_INSTRUCTION_
Pictures do not belong in the copy; restate the records below word for word.

_GIVEN DATA_
======
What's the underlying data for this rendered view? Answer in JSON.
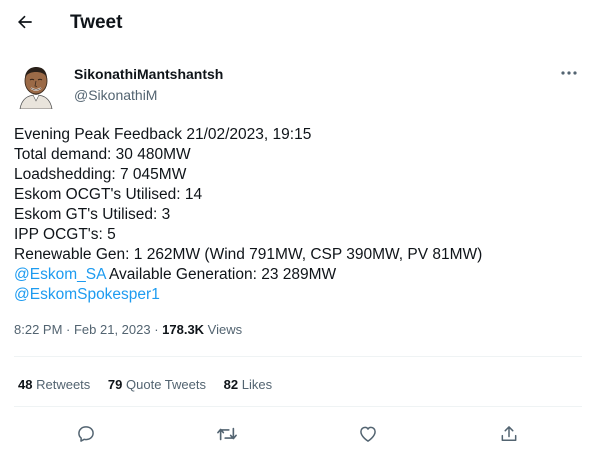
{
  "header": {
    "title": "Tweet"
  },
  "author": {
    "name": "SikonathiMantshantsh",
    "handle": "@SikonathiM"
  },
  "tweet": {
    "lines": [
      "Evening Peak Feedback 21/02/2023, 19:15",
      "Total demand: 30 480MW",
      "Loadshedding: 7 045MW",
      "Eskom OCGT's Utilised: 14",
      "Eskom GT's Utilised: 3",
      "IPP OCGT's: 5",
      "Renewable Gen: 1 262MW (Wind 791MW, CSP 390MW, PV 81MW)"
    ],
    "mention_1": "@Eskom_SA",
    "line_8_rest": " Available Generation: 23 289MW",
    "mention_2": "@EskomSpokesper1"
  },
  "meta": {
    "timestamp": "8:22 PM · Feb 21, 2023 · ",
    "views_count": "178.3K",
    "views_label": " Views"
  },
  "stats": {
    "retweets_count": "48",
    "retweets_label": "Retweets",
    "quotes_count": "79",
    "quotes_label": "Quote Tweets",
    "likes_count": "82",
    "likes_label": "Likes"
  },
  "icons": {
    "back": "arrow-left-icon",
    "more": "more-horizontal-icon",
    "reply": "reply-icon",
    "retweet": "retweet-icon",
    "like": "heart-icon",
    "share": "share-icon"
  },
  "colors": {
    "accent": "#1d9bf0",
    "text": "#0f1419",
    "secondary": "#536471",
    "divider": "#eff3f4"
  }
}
======
_SOLUTION FOR THIS EXERCISE_
What's the underlying data for this rendered view? Answer in JSON.
{
  "header": {
    "title": "Tweet"
  },
  "author": {
    "name": "SikonathiMantshantsh",
    "handle": "@SikonathiM"
  },
  "tweet": {
    "lines": [
      "Evening Peak Feedback 21/02/2023, 19:15",
      "Total demand: 30 480MW",
      "Loadshedding: 7 045MW",
      "Eskom OCGT's Utilised: 14",
      "Eskom GT's Utilised: 3",
      "IPP OCGT's: 5",
      "Renewable Gen: 1 262MW (Wind 791MW, CSP 390MW, PV 81MW)"
    ],
    "mention_1": "@Eskom_SA",
    "line_8_rest": " Available Generation: 23 289MW",
    "mention_2": "@EskomSpokesper1"
  },
  "meta": {
    "timestamp": "8:22 PM · Feb 21, 2023 · ",
    "views_count": "178.3K",
    "views_label": " Views"
  },
  "stats": {
    "retweets_count": "48",
    "retweets_label": "Retweets",
    "quotes_count": "79",
    "quotes_label": "Quote Tweets",
    "likes_count": "82",
    "likes_label": "Likes"
  },
  "icons": {
    "back": "arrow-left-icon",
    "more": "more-horizontal-icon",
    "reply": "reply-icon",
    "retweet": "retweet-icon",
    "like": "heart-icon",
    "share": "share-icon"
  },
  "colors": {
    "accent": "#1d9bf0",
    "text": "#0f1419",
    "secondary": "#536471",
    "divider": "#eff3f4"
  }
}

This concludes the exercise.